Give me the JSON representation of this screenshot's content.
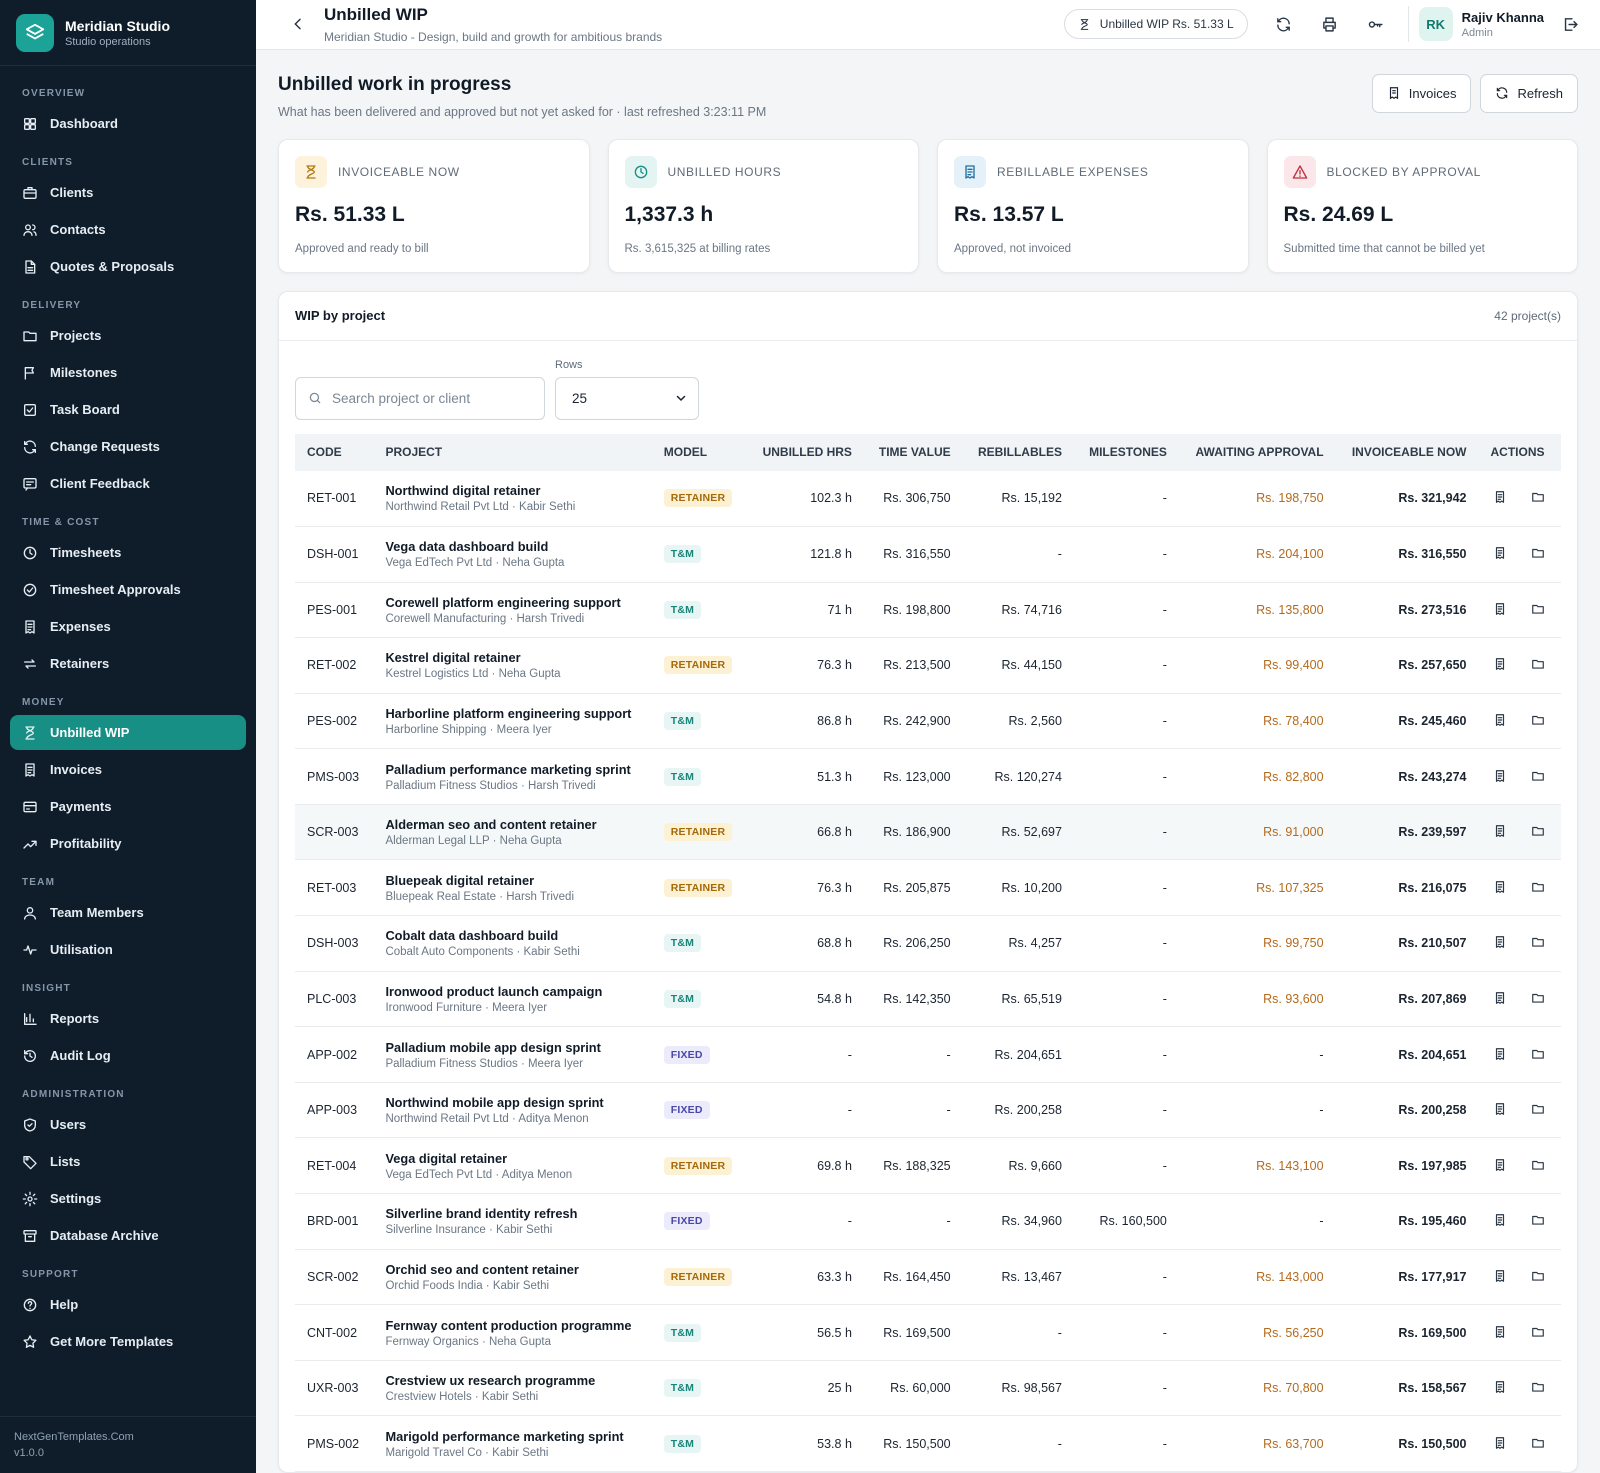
{
  "brand": {
    "name": "Meridian Studio",
    "subtitle": "Studio operations"
  },
  "nav": [
    {
      "section": "OVERVIEW",
      "items": [
        {
          "label": "Dashboard",
          "icon": "grid-icon"
        }
      ]
    },
    {
      "section": "CLIENTS",
      "items": [
        {
          "label": "Clients",
          "icon": "briefcase-icon"
        },
        {
          "label": "Contacts",
          "icon": "users-icon"
        },
        {
          "label": "Quotes & Proposals",
          "icon": "document-icon"
        }
      ]
    },
    {
      "section": "DELIVERY",
      "items": [
        {
          "label": "Projects",
          "icon": "folder-icon"
        },
        {
          "label": "Milestones",
          "icon": "flag-icon"
        },
        {
          "label": "Task Board",
          "icon": "checkbox-icon"
        },
        {
          "label": "Change Requests",
          "icon": "refresh-icon"
        },
        {
          "label": "Client Feedback",
          "icon": "message-icon"
        }
      ]
    },
    {
      "section": "TIME & COST",
      "items": [
        {
          "label": "Timesheets",
          "icon": "clock-icon"
        },
        {
          "label": "Timesheet Approvals",
          "icon": "check-circle-icon"
        },
        {
          "label": "Expenses",
          "icon": "receipt-icon"
        },
        {
          "label": "Retainers",
          "icon": "repeat-icon"
        }
      ]
    },
    {
      "section": "MONEY",
      "items": [
        {
          "label": "Unbilled WIP",
          "icon": "hourglass-icon",
          "active": true
        },
        {
          "label": "Invoices",
          "icon": "receipt-icon"
        },
        {
          "label": "Payments",
          "icon": "card-icon"
        },
        {
          "label": "Profitability",
          "icon": "trend-icon"
        }
      ]
    },
    {
      "section": "TEAM",
      "items": [
        {
          "label": "Team Members",
          "icon": "user-icon"
        },
        {
          "label": "Utilisation",
          "icon": "pulse-icon"
        }
      ]
    },
    {
      "section": "INSIGHT",
      "items": [
        {
          "label": "Reports",
          "icon": "bar-chart-icon"
        },
        {
          "label": "Audit Log",
          "icon": "history-icon"
        }
      ]
    },
    {
      "section": "ADMINISTRATION",
      "items": [
        {
          "label": "Users",
          "icon": "shield-icon"
        },
        {
          "label": "Lists",
          "icon": "tag-icon"
        },
        {
          "label": "Settings",
          "icon": "gear-icon"
        },
        {
          "label": "Database Archive",
          "icon": "archive-icon"
        }
      ]
    },
    {
      "section": "SUPPORT",
      "items": [
        {
          "label": "Help",
          "icon": "help-icon"
        },
        {
          "label": "Get More Templates",
          "icon": "star-icon"
        }
      ]
    }
  ],
  "footer": {
    "site": "NextGenTemplates.Com",
    "version": "v1.0.0"
  },
  "topbar": {
    "title": "Unbilled WIP",
    "subtitle": "Meridian Studio - Design, build and growth for ambitious brands",
    "wip_pill": "Unbilled WIP Rs. 51.33 L",
    "user": {
      "initials": "RK",
      "name": "Rajiv Khanna",
      "role": "Admin"
    }
  },
  "page": {
    "title": "Unbilled work in progress",
    "subtitle": "What has been delivered and approved but not yet asked for · last refreshed 3:23:11 PM",
    "invoices_btn": "Invoices",
    "refresh_btn": "Refresh"
  },
  "kpis": [
    {
      "label": "INVOICEABLE NOW",
      "value": "Rs. 51.33 L",
      "note": "Approved and ready to bill",
      "icon": "hourglass-icon",
      "bg": "#fdf3dc",
      "fg": "#b07a12"
    },
    {
      "label": "UNBILLED HOURS",
      "value": "1,337.3 h",
      "note": "Rs. 3,615,325 at billing rates",
      "icon": "clock-icon",
      "bg": "#e3f4f2",
      "fg": "#178f84"
    },
    {
      "label": "REBILLABLE EXPENSES",
      "value": "Rs. 13.57 L",
      "note": "Approved, not invoiced",
      "icon": "receipt-icon",
      "bg": "#e5f1f8",
      "fg": "#1f6f9e"
    },
    {
      "label": "BLOCKED BY APPROVAL",
      "value": "Rs. 24.69 L",
      "note": "Submitted time that cannot be billed yet",
      "icon": "warning-icon",
      "bg": "#fbe7ea",
      "fg": "#c0303f"
    }
  ],
  "panel": {
    "title": "WIP by project",
    "count": "42 project(s)",
    "search_placeholder": "Search project or client",
    "rows_label": "Rows",
    "rows_value": "25"
  },
  "table": {
    "columns": [
      "CODE",
      "PROJECT",
      "MODEL",
      "UNBILLED HRS",
      "TIME VALUE",
      "REBILLABLES",
      "MILESTONES",
      "AWAITING APPROVAL",
      "INVOICEABLE NOW",
      "ACTIONS"
    ],
    "rows": [
      {
        "code": "RET-001",
        "name": "Northwind digital retainer",
        "client": "Northwind Retail Pvt Ltd · Kabir Sethi",
        "model": "RETAINER",
        "hrs": "102.3 h",
        "time": "Rs. 306,750",
        "rebill": "Rs. 15,192",
        "miles": "-",
        "await": "Rs. 198,750",
        "inv": "Rs. 321,942"
      },
      {
        "code": "DSH-001",
        "name": "Vega data dashboard build",
        "client": "Vega EdTech Pvt Ltd · Neha Gupta",
        "model": "T&M",
        "hrs": "121.8 h",
        "time": "Rs. 316,550",
        "rebill": "-",
        "miles": "-",
        "await": "Rs. 204,100",
        "inv": "Rs. 316,550"
      },
      {
        "code": "PES-001",
        "name": "Corewell platform engineering support",
        "client": "Corewell Manufacturing · Harsh Trivedi",
        "model": "T&M",
        "hrs": "71 h",
        "time": "Rs. 198,800",
        "rebill": "Rs. 74,716",
        "miles": "-",
        "await": "Rs. 135,800",
        "inv": "Rs. 273,516"
      },
      {
        "code": "RET-002",
        "name": "Kestrel digital retainer",
        "client": "Kestrel Logistics Ltd · Neha Gupta",
        "model": "RETAINER",
        "hrs": "76.3 h",
        "time": "Rs. 213,500",
        "rebill": "Rs. 44,150",
        "miles": "-",
        "await": "Rs. 99,400",
        "inv": "Rs. 257,650"
      },
      {
        "code": "PES-002",
        "name": "Harborline platform engineering support",
        "client": "Harborline Shipping · Meera Iyer",
        "model": "T&M",
        "hrs": "86.8 h",
        "time": "Rs. 242,900",
        "rebill": "Rs. 2,560",
        "miles": "-",
        "await": "Rs. 78,400",
        "inv": "Rs. 245,460"
      },
      {
        "code": "PMS-003",
        "name": "Palladium performance marketing sprint",
        "client": "Palladium Fitness Studios · Harsh Trivedi",
        "model": "T&M",
        "hrs": "51.3 h",
        "time": "Rs. 123,000",
        "rebill": "Rs. 120,274",
        "miles": "-",
        "await": "Rs. 82,800",
        "inv": "Rs. 243,274"
      },
      {
        "code": "SCR-003",
        "name": "Alderman seo and content retainer",
        "client": "Alderman Legal LLP · Neha Gupta",
        "model": "RETAINER",
        "hrs": "66.8 h",
        "time": "Rs. 186,900",
        "rebill": "Rs. 52,697",
        "miles": "-",
        "await": "Rs. 91,000",
        "inv": "Rs. 239,597",
        "hl": true
      },
      {
        "code": "RET-003",
        "name": "Bluepeak digital retainer",
        "client": "Bluepeak Real Estate · Harsh Trivedi",
        "model": "RETAINER",
        "hrs": "76.3 h",
        "time": "Rs. 205,875",
        "rebill": "Rs. 10,200",
        "miles": "-",
        "await": "Rs. 107,325",
        "inv": "Rs. 216,075"
      },
      {
        "code": "DSH-003",
        "name": "Cobalt data dashboard build",
        "client": "Cobalt Auto Components · Kabir Sethi",
        "model": "T&M",
        "hrs": "68.8 h",
        "time": "Rs. 206,250",
        "rebill": "Rs. 4,257",
        "miles": "-",
        "await": "Rs. 99,750",
        "inv": "Rs. 210,507"
      },
      {
        "code": "PLC-003",
        "name": "Ironwood product launch campaign",
        "client": "Ironwood Furniture · Meera Iyer",
        "model": "T&M",
        "hrs": "54.8 h",
        "time": "Rs. 142,350",
        "rebill": "Rs. 65,519",
        "miles": "-",
        "await": "Rs. 93,600",
        "inv": "Rs. 207,869"
      },
      {
        "code": "APP-002",
        "name": "Palladium mobile app design sprint",
        "client": "Palladium Fitness Studios · Meera Iyer",
        "model": "FIXED",
        "hrs": "-",
        "time": "-",
        "rebill": "Rs. 204,651",
        "miles": "-",
        "await": "-",
        "inv": "Rs. 204,651"
      },
      {
        "code": "APP-003",
        "name": "Northwind mobile app design sprint",
        "client": "Northwind Retail Pvt Ltd · Aditya Menon",
        "model": "FIXED",
        "hrs": "-",
        "time": "-",
        "rebill": "Rs. 200,258",
        "miles": "-",
        "await": "-",
        "inv": "Rs. 200,258"
      },
      {
        "code": "RET-004",
        "name": "Vega digital retainer",
        "client": "Vega EdTech Pvt Ltd · Aditya Menon",
        "model": "RETAINER",
        "hrs": "69.8 h",
        "time": "Rs. 188,325",
        "rebill": "Rs. 9,660",
        "miles": "-",
        "await": "Rs. 143,100",
        "inv": "Rs. 197,985"
      },
      {
        "code": "BRD-001",
        "name": "Silverline brand identity refresh",
        "client": "Silverline Insurance · Kabir Sethi",
        "model": "FIXED",
        "hrs": "-",
        "time": "-",
        "rebill": "Rs. 34,960",
        "miles": "Rs. 160,500",
        "await": "-",
        "inv": "Rs. 195,460"
      },
      {
        "code": "SCR-002",
        "name": "Orchid seo and content retainer",
        "client": "Orchid Foods India · Kabir Sethi",
        "model": "RETAINER",
        "hrs": "63.3 h",
        "time": "Rs. 164,450",
        "rebill": "Rs. 13,467",
        "miles": "-",
        "await": "Rs. 143,000",
        "inv": "Rs. 177,917"
      },
      {
        "code": "CNT-002",
        "name": "Fernway content production programme",
        "client": "Fernway Organics · Neha Gupta",
        "model": "T&M",
        "hrs": "56.5 h",
        "time": "Rs. 169,500",
        "rebill": "-",
        "miles": "-",
        "await": "Rs. 56,250",
        "inv": "Rs. 169,500"
      },
      {
        "code": "UXR-003",
        "name": "Crestview ux research programme",
        "client": "Crestview Hotels · Kabir Sethi",
        "model": "T&M",
        "hrs": "25 h",
        "time": "Rs. 60,000",
        "rebill": "Rs. 98,567",
        "miles": "-",
        "await": "Rs. 70,800",
        "inv": "Rs. 158,567"
      },
      {
        "code": "PMS-002",
        "name": "Marigold performance marketing sprint",
        "client": "Marigold Travel Co · Kabir Sethi",
        "model": "T&M",
        "hrs": "53.8 h",
        "time": "Rs. 150,500",
        "rebill": "-",
        "miles": "-",
        "await": "Rs. 63,700",
        "inv": "Rs. 150,500"
      }
    ]
  }
}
*-*-*
### WORK REQUIRED
Which lines contain the word "Corewell"? Return each of them.

### EXERCISE SOLUTION
        "name": "Corewell platform engineering support",
        "client": "Corewell Manufacturing · Harsh Trivedi",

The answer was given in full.